PROBLEM DESCRIPTION
Gather all lines containing the string "xlabel" and copy them out.

RECORDS PROVIDED
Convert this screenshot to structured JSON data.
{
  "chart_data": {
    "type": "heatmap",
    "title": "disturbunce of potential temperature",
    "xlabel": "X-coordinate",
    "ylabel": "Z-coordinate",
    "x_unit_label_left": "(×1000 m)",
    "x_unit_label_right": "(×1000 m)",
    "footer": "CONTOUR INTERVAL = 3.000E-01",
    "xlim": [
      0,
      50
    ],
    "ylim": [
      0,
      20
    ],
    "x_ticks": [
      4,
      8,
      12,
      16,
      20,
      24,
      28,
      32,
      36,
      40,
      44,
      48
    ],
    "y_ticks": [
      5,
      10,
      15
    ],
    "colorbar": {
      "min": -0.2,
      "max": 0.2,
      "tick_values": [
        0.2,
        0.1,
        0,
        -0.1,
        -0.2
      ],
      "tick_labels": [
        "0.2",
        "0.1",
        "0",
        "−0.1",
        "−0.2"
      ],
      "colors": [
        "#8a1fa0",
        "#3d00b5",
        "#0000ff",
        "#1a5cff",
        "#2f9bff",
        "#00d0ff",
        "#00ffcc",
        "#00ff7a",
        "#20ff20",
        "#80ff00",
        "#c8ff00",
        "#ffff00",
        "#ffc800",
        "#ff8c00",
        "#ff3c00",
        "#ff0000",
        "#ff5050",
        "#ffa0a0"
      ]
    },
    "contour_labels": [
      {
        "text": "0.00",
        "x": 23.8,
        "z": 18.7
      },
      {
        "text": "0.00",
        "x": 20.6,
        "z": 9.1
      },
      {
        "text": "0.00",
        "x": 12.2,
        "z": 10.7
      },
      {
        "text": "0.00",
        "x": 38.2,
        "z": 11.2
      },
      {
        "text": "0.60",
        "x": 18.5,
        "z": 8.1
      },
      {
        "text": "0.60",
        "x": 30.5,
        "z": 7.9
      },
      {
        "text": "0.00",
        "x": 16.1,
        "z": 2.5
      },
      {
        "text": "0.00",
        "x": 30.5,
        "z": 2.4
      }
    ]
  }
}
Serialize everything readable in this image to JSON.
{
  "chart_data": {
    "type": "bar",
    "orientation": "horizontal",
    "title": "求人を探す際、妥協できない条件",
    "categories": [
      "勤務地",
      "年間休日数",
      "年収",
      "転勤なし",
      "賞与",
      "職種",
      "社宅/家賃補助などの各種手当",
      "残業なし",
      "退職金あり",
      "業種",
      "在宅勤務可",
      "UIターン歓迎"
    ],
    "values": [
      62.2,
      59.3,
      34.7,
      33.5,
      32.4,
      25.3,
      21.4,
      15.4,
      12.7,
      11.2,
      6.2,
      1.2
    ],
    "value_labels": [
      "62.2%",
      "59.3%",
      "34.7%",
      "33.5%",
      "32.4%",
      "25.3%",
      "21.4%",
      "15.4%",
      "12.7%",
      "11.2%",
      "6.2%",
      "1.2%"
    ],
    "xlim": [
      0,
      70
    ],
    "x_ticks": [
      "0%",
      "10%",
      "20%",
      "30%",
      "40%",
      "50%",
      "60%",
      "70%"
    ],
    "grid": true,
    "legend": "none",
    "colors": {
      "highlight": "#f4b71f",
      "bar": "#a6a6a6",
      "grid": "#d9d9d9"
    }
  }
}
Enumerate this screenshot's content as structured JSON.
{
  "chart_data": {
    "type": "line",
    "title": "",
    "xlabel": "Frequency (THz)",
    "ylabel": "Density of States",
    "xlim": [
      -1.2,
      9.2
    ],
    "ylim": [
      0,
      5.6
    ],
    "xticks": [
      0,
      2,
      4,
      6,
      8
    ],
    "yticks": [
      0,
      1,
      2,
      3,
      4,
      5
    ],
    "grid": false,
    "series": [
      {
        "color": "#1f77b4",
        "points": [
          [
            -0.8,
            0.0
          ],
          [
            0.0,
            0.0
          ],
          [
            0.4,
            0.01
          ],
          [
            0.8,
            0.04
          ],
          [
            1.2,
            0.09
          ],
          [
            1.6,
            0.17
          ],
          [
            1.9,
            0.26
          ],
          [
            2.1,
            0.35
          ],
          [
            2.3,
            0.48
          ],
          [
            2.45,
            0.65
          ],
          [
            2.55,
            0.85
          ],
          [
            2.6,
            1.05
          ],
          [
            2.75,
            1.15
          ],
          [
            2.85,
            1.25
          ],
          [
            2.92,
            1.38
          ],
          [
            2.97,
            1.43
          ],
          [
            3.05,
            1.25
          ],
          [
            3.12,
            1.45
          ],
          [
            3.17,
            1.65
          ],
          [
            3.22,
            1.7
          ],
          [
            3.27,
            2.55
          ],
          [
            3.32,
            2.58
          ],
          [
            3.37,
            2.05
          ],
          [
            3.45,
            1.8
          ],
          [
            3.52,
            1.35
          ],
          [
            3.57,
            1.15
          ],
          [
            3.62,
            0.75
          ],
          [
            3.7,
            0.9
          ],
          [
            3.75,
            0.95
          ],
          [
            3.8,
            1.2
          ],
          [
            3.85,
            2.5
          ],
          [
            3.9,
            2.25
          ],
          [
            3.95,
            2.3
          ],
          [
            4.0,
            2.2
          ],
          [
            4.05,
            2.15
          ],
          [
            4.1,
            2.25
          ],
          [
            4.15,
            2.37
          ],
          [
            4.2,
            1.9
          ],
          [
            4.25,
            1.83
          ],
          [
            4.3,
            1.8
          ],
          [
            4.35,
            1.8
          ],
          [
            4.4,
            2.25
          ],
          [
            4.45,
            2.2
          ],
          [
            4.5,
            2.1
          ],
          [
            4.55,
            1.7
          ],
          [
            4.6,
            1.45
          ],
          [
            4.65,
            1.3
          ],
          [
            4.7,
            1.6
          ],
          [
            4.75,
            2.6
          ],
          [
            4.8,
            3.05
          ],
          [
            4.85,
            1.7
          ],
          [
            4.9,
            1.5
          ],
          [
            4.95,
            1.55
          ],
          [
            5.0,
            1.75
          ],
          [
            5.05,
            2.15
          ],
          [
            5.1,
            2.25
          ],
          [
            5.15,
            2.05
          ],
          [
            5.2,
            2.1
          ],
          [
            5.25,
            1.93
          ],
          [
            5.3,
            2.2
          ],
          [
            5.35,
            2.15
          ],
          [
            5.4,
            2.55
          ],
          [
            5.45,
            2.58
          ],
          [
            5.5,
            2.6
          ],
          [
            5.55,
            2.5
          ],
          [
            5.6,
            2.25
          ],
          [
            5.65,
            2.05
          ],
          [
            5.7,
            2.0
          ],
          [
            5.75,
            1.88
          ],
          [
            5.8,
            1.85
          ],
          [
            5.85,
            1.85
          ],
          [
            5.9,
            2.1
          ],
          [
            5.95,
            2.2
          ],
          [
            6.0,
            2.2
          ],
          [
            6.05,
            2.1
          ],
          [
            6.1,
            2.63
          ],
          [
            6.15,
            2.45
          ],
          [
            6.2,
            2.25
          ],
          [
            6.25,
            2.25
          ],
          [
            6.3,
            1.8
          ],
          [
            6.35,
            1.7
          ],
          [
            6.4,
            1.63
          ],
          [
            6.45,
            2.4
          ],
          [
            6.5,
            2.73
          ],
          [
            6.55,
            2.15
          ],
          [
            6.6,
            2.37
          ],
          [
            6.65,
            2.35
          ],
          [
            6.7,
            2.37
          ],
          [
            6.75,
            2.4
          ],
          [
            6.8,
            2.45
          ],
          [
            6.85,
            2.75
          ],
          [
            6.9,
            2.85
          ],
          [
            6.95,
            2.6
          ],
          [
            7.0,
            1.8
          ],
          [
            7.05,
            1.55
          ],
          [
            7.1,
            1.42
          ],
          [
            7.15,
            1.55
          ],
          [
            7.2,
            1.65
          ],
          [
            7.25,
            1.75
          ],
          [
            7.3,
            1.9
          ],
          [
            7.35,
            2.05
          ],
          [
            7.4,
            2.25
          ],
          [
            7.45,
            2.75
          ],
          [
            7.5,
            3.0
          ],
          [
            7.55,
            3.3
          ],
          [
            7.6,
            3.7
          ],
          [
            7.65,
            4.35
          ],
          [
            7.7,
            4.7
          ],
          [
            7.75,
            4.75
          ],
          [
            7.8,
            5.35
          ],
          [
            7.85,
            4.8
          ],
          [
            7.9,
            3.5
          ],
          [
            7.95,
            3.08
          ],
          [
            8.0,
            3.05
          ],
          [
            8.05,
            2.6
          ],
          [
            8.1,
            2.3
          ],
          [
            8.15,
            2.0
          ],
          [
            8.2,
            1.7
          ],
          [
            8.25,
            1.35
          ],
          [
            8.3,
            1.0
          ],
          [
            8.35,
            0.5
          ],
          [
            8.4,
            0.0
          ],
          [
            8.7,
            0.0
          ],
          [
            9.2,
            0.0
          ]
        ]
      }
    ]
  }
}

SOLUTION FOR THIS TASK
    "xlabel": "X-coordinate",
    "xlabel": "Frequency (THz)",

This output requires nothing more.